### Dataset records ###
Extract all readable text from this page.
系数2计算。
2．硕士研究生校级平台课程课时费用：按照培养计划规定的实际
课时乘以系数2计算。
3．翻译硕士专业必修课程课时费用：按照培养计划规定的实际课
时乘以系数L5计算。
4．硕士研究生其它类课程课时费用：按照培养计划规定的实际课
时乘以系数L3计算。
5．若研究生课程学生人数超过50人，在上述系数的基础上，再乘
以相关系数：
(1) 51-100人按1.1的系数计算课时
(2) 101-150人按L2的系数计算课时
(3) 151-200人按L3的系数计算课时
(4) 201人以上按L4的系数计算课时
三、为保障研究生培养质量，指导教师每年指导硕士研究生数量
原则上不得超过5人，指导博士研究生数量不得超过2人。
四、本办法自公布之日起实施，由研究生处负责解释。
###
### Dataset records ###
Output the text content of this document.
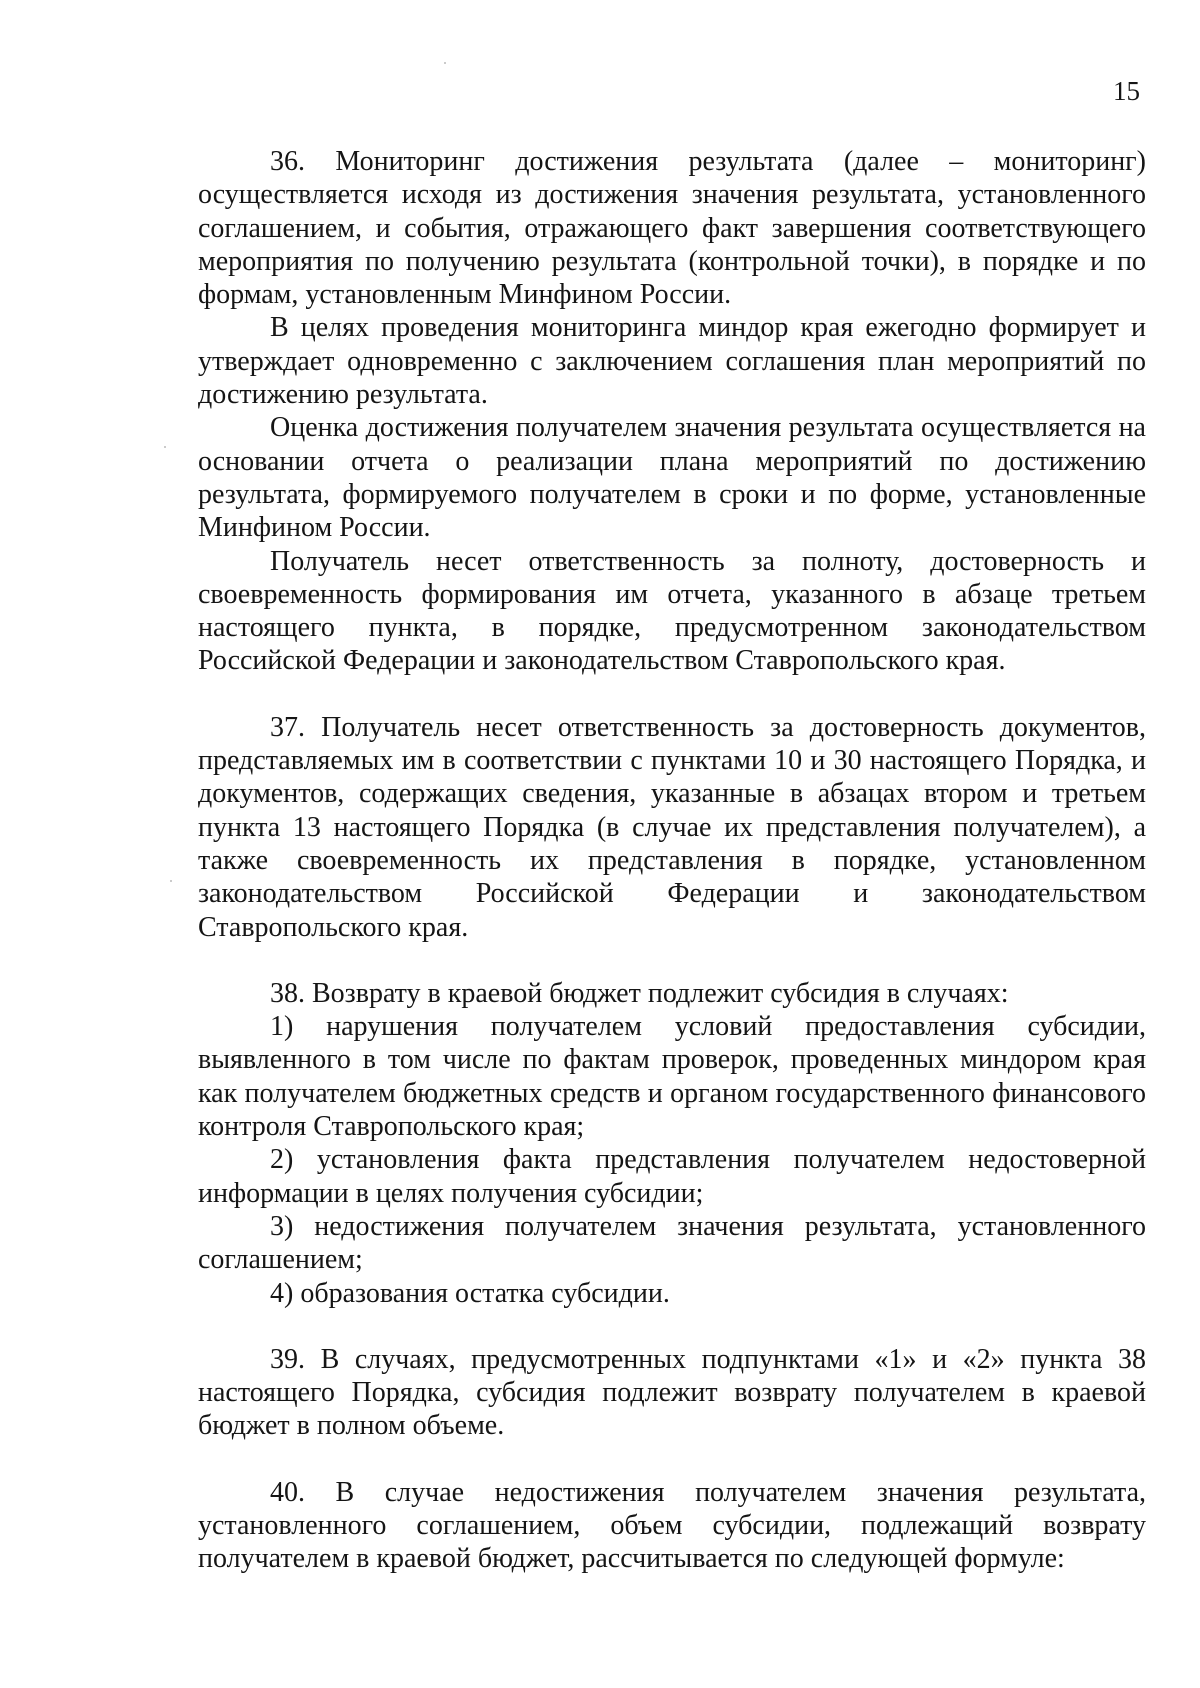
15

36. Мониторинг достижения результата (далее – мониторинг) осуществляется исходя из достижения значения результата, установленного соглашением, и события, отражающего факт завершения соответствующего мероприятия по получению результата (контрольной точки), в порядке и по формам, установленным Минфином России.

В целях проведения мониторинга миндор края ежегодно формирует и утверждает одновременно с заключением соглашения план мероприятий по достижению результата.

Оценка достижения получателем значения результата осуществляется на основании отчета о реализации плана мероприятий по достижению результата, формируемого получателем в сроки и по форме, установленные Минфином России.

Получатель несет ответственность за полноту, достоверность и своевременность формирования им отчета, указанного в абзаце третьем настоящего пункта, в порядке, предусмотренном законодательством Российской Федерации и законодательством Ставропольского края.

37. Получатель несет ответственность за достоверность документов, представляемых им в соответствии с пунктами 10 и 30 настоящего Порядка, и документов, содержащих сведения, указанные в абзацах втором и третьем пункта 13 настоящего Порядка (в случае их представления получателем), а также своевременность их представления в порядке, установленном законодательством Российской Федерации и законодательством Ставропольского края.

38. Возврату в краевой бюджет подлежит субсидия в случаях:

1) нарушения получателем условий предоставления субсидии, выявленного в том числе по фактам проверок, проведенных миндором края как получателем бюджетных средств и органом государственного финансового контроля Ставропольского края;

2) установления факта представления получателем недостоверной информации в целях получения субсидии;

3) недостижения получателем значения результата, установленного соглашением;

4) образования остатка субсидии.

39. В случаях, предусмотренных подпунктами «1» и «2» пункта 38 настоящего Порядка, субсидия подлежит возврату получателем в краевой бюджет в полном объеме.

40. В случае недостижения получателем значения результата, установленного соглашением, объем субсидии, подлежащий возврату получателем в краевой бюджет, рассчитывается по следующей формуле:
###
- Aim
Using the records above, find and show each line with the string "целях".

- Solution to this problem
В целях проведения мониторинга миндор края ежегодно формирует и утверждает одновременно с заключением соглашения план мероприятий по достижению результата.
2) установления факта представления получателем недостоверной информации в целях получения субсидии;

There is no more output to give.